» TASK GOAL
Copy out the data exactly, leaving the pictures behind.

» EXCERPTED RECORDS
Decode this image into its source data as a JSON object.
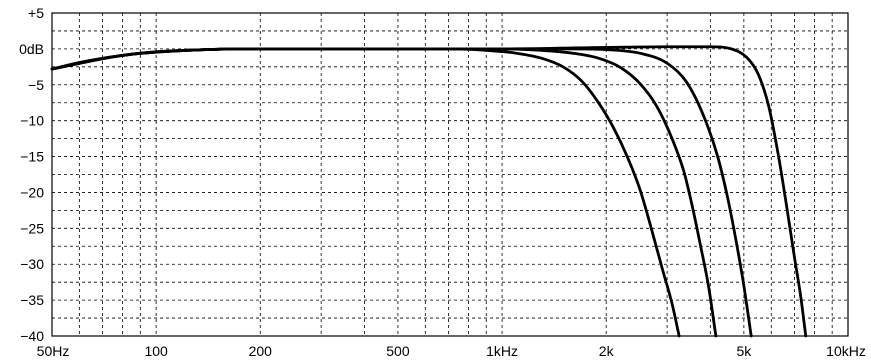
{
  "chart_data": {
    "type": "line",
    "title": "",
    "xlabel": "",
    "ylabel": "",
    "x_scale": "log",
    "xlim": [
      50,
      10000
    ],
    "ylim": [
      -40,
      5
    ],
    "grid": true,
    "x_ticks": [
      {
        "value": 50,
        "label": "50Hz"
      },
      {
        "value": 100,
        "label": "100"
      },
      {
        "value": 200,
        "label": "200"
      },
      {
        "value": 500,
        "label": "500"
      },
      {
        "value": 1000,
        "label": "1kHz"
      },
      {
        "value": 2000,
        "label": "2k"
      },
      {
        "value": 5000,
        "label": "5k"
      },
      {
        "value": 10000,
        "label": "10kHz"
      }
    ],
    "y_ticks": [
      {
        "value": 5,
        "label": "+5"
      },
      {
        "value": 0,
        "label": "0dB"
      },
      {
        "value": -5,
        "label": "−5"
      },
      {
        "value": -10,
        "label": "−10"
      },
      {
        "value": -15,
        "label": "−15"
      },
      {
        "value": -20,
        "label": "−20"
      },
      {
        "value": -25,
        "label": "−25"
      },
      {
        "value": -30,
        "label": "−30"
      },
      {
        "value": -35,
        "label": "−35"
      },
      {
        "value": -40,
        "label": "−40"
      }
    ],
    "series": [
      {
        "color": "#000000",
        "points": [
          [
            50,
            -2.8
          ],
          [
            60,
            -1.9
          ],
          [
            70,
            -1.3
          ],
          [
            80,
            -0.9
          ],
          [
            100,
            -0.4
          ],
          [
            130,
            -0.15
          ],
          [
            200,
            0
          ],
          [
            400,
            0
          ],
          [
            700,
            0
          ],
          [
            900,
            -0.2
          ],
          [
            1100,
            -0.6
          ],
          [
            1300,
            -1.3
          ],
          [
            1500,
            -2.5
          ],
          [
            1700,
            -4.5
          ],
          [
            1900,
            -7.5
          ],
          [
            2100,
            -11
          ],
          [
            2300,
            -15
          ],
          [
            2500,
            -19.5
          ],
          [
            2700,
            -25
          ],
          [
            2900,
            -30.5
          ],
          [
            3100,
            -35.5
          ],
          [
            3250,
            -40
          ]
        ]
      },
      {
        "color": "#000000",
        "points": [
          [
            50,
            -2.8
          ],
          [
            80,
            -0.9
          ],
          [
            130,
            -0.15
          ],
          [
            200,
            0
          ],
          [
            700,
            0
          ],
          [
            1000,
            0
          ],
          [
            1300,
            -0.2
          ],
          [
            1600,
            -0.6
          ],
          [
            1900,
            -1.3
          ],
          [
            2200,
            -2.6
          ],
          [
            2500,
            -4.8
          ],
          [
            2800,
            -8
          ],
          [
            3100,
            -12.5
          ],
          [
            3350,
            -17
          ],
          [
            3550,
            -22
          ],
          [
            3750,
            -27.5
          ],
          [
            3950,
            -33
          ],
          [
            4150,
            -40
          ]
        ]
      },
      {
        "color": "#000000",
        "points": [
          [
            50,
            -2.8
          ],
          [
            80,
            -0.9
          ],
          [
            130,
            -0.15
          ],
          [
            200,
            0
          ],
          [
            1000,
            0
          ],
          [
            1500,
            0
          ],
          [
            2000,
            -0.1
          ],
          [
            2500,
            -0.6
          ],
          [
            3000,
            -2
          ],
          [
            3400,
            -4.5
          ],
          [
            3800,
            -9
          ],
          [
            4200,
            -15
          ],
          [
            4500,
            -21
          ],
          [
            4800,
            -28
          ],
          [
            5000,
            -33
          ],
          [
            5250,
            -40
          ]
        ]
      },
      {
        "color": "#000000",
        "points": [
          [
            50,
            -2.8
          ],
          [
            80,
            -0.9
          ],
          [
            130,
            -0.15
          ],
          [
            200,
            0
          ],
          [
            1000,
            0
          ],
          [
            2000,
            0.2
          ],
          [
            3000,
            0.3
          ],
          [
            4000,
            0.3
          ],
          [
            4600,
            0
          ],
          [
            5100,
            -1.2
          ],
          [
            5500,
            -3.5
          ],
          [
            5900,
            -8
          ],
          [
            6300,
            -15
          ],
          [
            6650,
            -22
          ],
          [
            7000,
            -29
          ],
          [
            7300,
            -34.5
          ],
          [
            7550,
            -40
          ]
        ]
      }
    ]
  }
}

» RESULT
Decode this image into its source data as a JSON object.
{
  "chart_data": {
    "type": "line",
    "title": "",
    "xlabel": "",
    "ylabel": "",
    "x_scale": "log",
    "xlim": [
      50,
      10000
    ],
    "ylim": [
      -40,
      5
    ],
    "grid": true,
    "x_ticks": [
      {
        "value": 50,
        "label": "50Hz"
      },
      {
        "value": 100,
        "label": "100"
      },
      {
        "value": 200,
        "label": "200"
      },
      {
        "value": 500,
        "label": "500"
      },
      {
        "value": 1000,
        "label": "1kHz"
      },
      {
        "value": 2000,
        "label": "2k"
      },
      {
        "value": 5000,
        "label": "5k"
      },
      {
        "value": 10000,
        "label": "10kHz"
      }
    ],
    "y_ticks": [
      {
        "value": 5,
        "label": "+5"
      },
      {
        "value": 0,
        "label": "0dB"
      },
      {
        "value": -5,
        "label": "−5"
      },
      {
        "value": -10,
        "label": "−10"
      },
      {
        "value": -15,
        "label": "−15"
      },
      {
        "value": -20,
        "label": "−20"
      },
      {
        "value": -25,
        "label": "−25"
      },
      {
        "value": -30,
        "label": "−30"
      },
      {
        "value": -35,
        "label": "−35"
      },
      {
        "value": -40,
        "label": "−40"
      }
    ],
    "series": [
      {
        "color": "#000000",
        "points": [
          [
            50,
            -2.8
          ],
          [
            60,
            -1.9
          ],
          [
            70,
            -1.3
          ],
          [
            80,
            -0.9
          ],
          [
            100,
            -0.4
          ],
          [
            130,
            -0.15
          ],
          [
            200,
            0
          ],
          [
            400,
            0
          ],
          [
            700,
            0
          ],
          [
            900,
            -0.2
          ],
          [
            1100,
            -0.6
          ],
          [
            1300,
            -1.3
          ],
          [
            1500,
            -2.5
          ],
          [
            1700,
            -4.5
          ],
          [
            1900,
            -7.5
          ],
          [
            2100,
            -11
          ],
          [
            2300,
            -15
          ],
          [
            2500,
            -19.5
          ],
          [
            2700,
            -25
          ],
          [
            2900,
            -30.5
          ],
          [
            3100,
            -35.5
          ],
          [
            3250,
            -40
          ]
        ]
      },
      {
        "color": "#000000",
        "points": [
          [
            50,
            -2.8
          ],
          [
            80,
            -0.9
          ],
          [
            130,
            -0.15
          ],
          [
            200,
            0
          ],
          [
            700,
            0
          ],
          [
            1000,
            0
          ],
          [
            1300,
            -0.2
          ],
          [
            1600,
            -0.6
          ],
          [
            1900,
            -1.3
          ],
          [
            2200,
            -2.6
          ],
          [
            2500,
            -4.8
          ],
          [
            2800,
            -8
          ],
          [
            3100,
            -12.5
          ],
          [
            3350,
            -17
          ],
          [
            3550,
            -22
          ],
          [
            3750,
            -27.5
          ],
          [
            3950,
            -33
          ],
          [
            4150,
            -40
          ]
        ]
      },
      {
        "color": "#000000",
        "points": [
          [
            50,
            -2.8
          ],
          [
            80,
            -0.9
          ],
          [
            130,
            -0.15
          ],
          [
            200,
            0
          ],
          [
            1000,
            0
          ],
          [
            1500,
            0
          ],
          [
            2000,
            -0.1
          ],
          [
            2500,
            -0.6
          ],
          [
            3000,
            -2
          ],
          [
            3400,
            -4.5
          ],
          [
            3800,
            -9
          ],
          [
            4200,
            -15
          ],
          [
            4500,
            -21
          ],
          [
            4800,
            -28
          ],
          [
            5000,
            -33
          ],
          [
            5250,
            -40
          ]
        ]
      },
      {
        "color": "#000000",
        "points": [
          [
            50,
            -2.8
          ],
          [
            80,
            -0.9
          ],
          [
            130,
            -0.15
          ],
          [
            200,
            0
          ],
          [
            1000,
            0
          ],
          [
            2000,
            0.2
          ],
          [
            3000,
            0.3
          ],
          [
            4000,
            0.3
          ],
          [
            4600,
            0
          ],
          [
            5100,
            -1.2
          ],
          [
            5500,
            -3.5
          ],
          [
            5900,
            -8
          ],
          [
            6300,
            -15
          ],
          [
            6650,
            -22
          ],
          [
            7000,
            -29
          ],
          [
            7300,
            -34.5
          ],
          [
            7550,
            -40
          ]
        ]
      }
    ]
  }
}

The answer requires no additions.